Task goal: Below is a set of records; print all of them exactly as written.

— Begin Data for the task —

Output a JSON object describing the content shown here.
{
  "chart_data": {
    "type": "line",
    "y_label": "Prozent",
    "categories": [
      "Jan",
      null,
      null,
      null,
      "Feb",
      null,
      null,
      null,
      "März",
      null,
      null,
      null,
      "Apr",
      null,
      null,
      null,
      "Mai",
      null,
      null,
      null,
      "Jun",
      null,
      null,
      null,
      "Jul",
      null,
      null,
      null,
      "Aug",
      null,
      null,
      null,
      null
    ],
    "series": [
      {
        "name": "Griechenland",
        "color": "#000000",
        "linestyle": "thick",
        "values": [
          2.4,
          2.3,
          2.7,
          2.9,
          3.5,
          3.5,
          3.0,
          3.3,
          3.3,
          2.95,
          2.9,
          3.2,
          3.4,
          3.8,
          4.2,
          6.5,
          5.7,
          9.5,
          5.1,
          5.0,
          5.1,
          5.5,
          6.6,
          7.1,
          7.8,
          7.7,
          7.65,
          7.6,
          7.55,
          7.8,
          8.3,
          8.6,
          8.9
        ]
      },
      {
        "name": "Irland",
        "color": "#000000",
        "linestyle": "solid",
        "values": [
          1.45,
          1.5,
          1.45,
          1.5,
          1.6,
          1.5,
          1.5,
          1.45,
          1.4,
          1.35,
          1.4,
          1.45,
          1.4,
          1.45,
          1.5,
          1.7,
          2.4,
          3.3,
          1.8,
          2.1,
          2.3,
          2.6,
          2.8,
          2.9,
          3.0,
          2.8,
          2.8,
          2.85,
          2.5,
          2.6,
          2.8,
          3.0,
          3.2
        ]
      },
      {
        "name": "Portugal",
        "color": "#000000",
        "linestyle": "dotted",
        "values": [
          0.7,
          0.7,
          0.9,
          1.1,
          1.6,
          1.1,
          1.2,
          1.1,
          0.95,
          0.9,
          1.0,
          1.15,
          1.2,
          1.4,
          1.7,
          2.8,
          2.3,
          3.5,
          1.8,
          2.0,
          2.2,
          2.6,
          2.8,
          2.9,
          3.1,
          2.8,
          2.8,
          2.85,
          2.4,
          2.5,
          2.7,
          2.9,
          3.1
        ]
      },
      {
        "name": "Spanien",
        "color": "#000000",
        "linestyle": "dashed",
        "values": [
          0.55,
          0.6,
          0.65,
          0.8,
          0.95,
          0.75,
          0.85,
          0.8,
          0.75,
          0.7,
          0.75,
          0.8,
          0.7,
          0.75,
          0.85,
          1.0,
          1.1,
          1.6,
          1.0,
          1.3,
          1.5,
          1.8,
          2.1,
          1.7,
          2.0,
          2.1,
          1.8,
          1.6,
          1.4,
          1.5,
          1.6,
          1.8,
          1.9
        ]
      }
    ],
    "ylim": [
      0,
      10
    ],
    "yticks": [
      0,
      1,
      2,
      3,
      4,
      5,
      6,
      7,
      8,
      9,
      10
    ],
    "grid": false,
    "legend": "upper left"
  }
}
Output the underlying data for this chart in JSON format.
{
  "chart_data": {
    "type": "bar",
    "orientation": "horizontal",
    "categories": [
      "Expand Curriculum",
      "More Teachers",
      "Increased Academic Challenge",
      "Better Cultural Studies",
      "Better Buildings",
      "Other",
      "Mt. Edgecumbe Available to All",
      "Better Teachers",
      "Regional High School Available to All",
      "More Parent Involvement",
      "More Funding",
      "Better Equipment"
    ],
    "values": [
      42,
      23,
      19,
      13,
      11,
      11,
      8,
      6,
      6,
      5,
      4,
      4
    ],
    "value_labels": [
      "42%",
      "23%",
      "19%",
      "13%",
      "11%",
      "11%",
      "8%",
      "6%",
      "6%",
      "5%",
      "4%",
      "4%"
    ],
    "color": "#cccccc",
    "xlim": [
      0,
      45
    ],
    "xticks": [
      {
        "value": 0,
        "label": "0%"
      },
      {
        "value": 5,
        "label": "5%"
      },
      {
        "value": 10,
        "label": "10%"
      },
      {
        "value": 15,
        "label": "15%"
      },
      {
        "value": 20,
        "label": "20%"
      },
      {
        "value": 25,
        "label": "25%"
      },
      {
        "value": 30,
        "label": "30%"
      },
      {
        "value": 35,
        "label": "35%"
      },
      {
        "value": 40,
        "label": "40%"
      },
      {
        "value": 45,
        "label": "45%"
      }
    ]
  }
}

— End Data for the task —

Written answer:
Output a JSON object describing the content shown here.
{
  "chart_data": {
    "type": "line",
    "y_label": "Prozent",
    "categories": [
      "Jan",
      null,
      null,
      null,
      "Feb",
      null,
      null,
      null,
      "März",
      null,
      null,
      null,
      "Apr",
      null,
      null,
      null,
      "Mai",
      null,
      null,
      null,
      "Jun",
      null,
      null,
      null,
      "Jul",
      null,
      null,
      null,
      "Aug",
      null,
      null,
      null,
      null
    ],
    "series": [
      {
        "name": "Griechenland",
        "color": "#000000",
        "linestyle": "thick",
        "values": [
          2.4,
          2.3,
          2.7,
          2.9,
          3.5,
          3.5,
          3.0,
          3.3,
          3.3,
          2.95,
          2.9,
          3.2,
          3.4,
          3.8,
          4.2,
          6.5,
          5.7,
          9.5,
          5.1,
          5.0,
          5.1,
          5.5,
          6.6,
          7.1,
          7.8,
          7.7,
          7.65,
          7.6,
          7.55,
          7.8,
          8.3,
          8.6,
          8.9
        ]
      },
      {
        "name": "Irland",
        "color": "#000000",
        "linestyle": "solid",
        "values": [
          1.45,
          1.5,
          1.45,
          1.5,
          1.6,
          1.5,
          1.5,
          1.45,
          1.4,
          1.35,
          1.4,
          1.45,
          1.4,
          1.45,
          1.5,
          1.7,
          2.4,
          3.3,
          1.8,
          2.1,
          2.3,
          2.6,
          2.8,
          2.9,
          3.0,
          2.8,
          2.8,
          2.85,
          2.5,
          2.6,
          2.8,
          3.0,
          3.2
        ]
      },
      {
        "name": "Portugal",
        "color": "#000000",
        "linestyle": "dotted",
        "values": [
          0.7,
          0.7,
          0.9,
          1.1,
          1.6,
          1.1,
          1.2,
          1.1,
          0.95,
          0.9,
          1.0,
          1.15,
          1.2,
          1.4,
          1.7,
          2.8,
          2.3,
          3.5,
          1.8,
          2.0,
          2.2,
          2.6,
          2.8,
          2.9,
          3.1,
          2.8,
          2.8,
          2.85,
          2.4,
          2.5,
          2.7,
          2.9,
          3.1
        ]
      },
      {
        "name": "Spanien",
        "color": "#000000",
        "linestyle": "dashed",
        "values": [
          0.55,
          0.6,
          0.65,
          0.8,
          0.95,
          0.75,
          0.85,
          0.8,
          0.75,
          0.7,
          0.75,
          0.8,
          0.7,
          0.75,
          0.85,
          1.0,
          1.1,
          1.6,
          1.0,
          1.3,
          1.5,
          1.8,
          2.1,
          1.7,
          2.0,
          2.1,
          1.8,
          1.6,
          1.4,
          1.5,
          1.6,
          1.8,
          1.9
        ]
      }
    ],
    "ylim": [
      0,
      10
    ],
    "yticks": [
      0,
      1,
      2,
      3,
      4,
      5,
      6,
      7,
      8,
      9,
      10
    ],
    "grid": false,
    "legend": "upper left"
  }
}
Output the underlying data for this chart in JSON format.
{
  "chart_data": {
    "type": "bar",
    "orientation": "horizontal",
    "categories": [
      "Expand Curriculum",
      "More Teachers",
      "Increased Academic Challenge",
      "Better Cultural Studies",
      "Better Buildings",
      "Other",
      "Mt. Edgecumbe Available to All",
      "Better Teachers",
      "Regional High School Available to All",
      "More Parent Involvement",
      "More Funding",
      "Better Equipment"
    ],
    "values": [
      42,
      23,
      19,
      13,
      11,
      11,
      8,
      6,
      6,
      5,
      4,
      4
    ],
    "value_labels": [
      "42%",
      "23%",
      "19%",
      "13%",
      "11%",
      "11%",
      "8%",
      "6%",
      "6%",
      "5%",
      "4%",
      "4%"
    ],
    "color": "#cccccc",
    "xlim": [
      0,
      45
    ],
    "xticks": [
      {
        "value": 0,
        "label": "0%"
      },
      {
        "value": 5,
        "label": "5%"
      },
      {
        "value": 10,
        "label": "10%"
      },
      {
        "value": 15,
        "label": "15%"
      },
      {
        "value": 20,
        "label": "20%"
      },
      {
        "value": 25,
        "label": "25%"
      },
      {
        "value": 30,
        "label": "30%"
      },
      {
        "value": 35,
        "label": "35%"
      },
      {
        "value": 40,
        "label": "40%"
      },
      {
        "value": 45,
        "label": "45%"
      }
    ]
  }
}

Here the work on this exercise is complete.